■ **PROBLEM**: Pick up the page on ONNX Runtime execution providers after its final line and keep writing it.

■ **PAGE**:
[start]
Execution Providers
Execution Providers (EPs) enable ONNX Runtime to execute models on different hardware accelerators including CPUs, GPUs, NPUs, and specialized AI chips. Each provider optimizes inference for specific hardware.
Available Providers
import onnxruntime as ort
# Get all providers built into this installation
all_providers = ort.get_all_providers()
print(f"All providers: {all_providers}")
# Get providers available on this system
available_providers = ort.get_available_providers()
print(f"Available providers: {available_providers}")
Common Execution Providers
Default CPU execution provider. Always available. Optimized for x86 and ARM CPUs.
NVIDIA GPU acceleration via CUDA. Requires CUDA installation.
TensorrtExecutionProvider
NVIDIA TensorRT for optimized GPU inference. Requires TensorRT installation.
AMD GPU acceleration via ROCm.
OpenVINOExecutionProvider
Intel hardware acceleration (CPU, GPU, VPU).
Apple Neural Engine and GPU acceleration on macOS/iOS.
DirectML acceleration for Windows (AMD, Intel, NVIDIA GPUs).
Qualcomm NPU acceleration for mobile and edge devices.
Configuring Providers
Basic Provider Selection
import onnxruntime as ort
# Use default providers (all available)
sess = ort.InferenceSession("model.onnx")
# Specify providers by name
sess = ort.InferenceSession(
"model.onnx",
providers=["CUDAExecutionProvider", "CPUExecutionProvider"]
)
# Providers are tried in order - CUDA first, CPU as fallback
Provider Options
# Method 1: Provider name with options dict
sess = ort.InferenceSession(
"model.onnx",
providers=[
("CUDAExecutionProvider", {
"device_id": 0,
"arena_extend_strategy": "kNextPowerOfTwo",
"gpu_mem_limit": 2 * 1024 * 1024 * 1024, # 2GB
"cudnn_conv_algo_search": "EXHAUSTIVE",
"do_copy_in_default_stream": True,
}),
"CPUExecutionProvider"
]
)
# Method 2: Separate provider_options list
sess = ort.InferenceSession(
"model.onnx",
providers=["CUDAExecutionProvider", "CPUExecutionProvider"],
provider_options=[
{"device_id": "0", "gpu_mem_limit": "2147483648"},
{}
]
)
CUDA Provider Options
GPU device ID to use. Default is 0.
Maximum GPU memory in bytes. Default is max available.
Memory allocation strategy: “kNextPowerOfTwo” or “kSameAsRequested”.
Convolution algorithm search: “EXHAUSTIVE”, “HEURISTIC”, or “DEFAULT”.
do_copy_in_default_stream
Use default CUDA stream for copies. Default is True.
cudnn_conv_use_max_workspace
Allow cuDNN to use maximum workspace size.
Enable CUDA graphs for faster execution with fixed input shapes.
[end]
■ **DATA SECTION**:
[start]
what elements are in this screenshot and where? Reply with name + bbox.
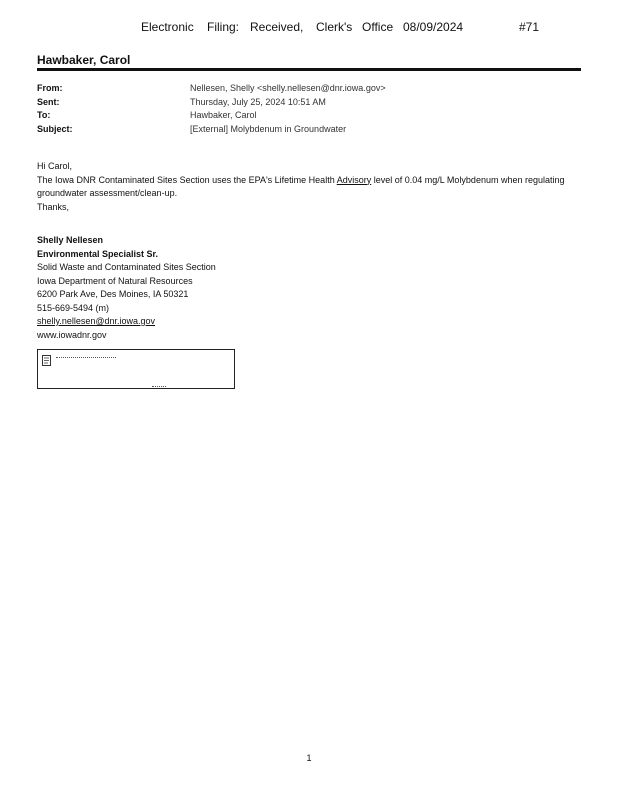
[end]
■ **OUTPUT**:
CUDA Provider Example
cuda_options = {
"device_id": 0,
"arena_extend_strategy": "kSameAsRequested",
"gpu_mem_limit": 4 * 1024 * 1024 * 1024, # 4GB limit
"cudnn_conv_algo_search": "EXHAUSTIVE",
"do_copy_in_default_stream": True,
"enable_cuda_graph": False,
}
sess = ort.InferenceSession(
"model.onnx",
providers=[("CUDAExecutionProvider", cuda_options), "CPUExecutionProvider"]
)
TensorRT Provider Options
GPU device ID. Default is 0.
Maximum TensorRT workspace size in bytes. Default is 1GB.
Enable FP16 precision. Default is False.
Enable INT8 quantization. Default is False.
trt_int8_calibration_table_name
Path to INT8 calibration table.
Enable TensorRT engine caching. Default is False.
Directory to store cached engines.
TensorRT Provider Example
tensorrt_options = {
"device_id": 0,
"trt_max_workspace_size": 2147483648, # 2GB
"trt_fp16_enable": True,
"trt_engine_cache_enable": True,
"trt_engine_cache_path": "./trt_cache",
}
sess = ort.InferenceSession(
"model.onnx",
providers=[("TensorrtExecutionProvider", tensorrt_options), "CUDAExecutionProvider", "CPUExecutionProvider"]
)
Dynamic Provider Management
Query Current Providers
sess = ort.InferenceSession("model.onnx")
# Get active providers
providers = sess.get_providers()
print(f"Active providers: {providers}")
# Get provider options
options = sess.get_provider_options()
print(f"Provider options: {options}")
Change Providers at Runtime
sess = ort.InferenceSession("model.onnx")
# Run on CPU
output1 = sess.run(None, inputs)
# Switch to GPU
sess.set_providers(["CUDAExecutionProvider", "CPUExecutionProvider"])
output2 = sess.run(None, inputs)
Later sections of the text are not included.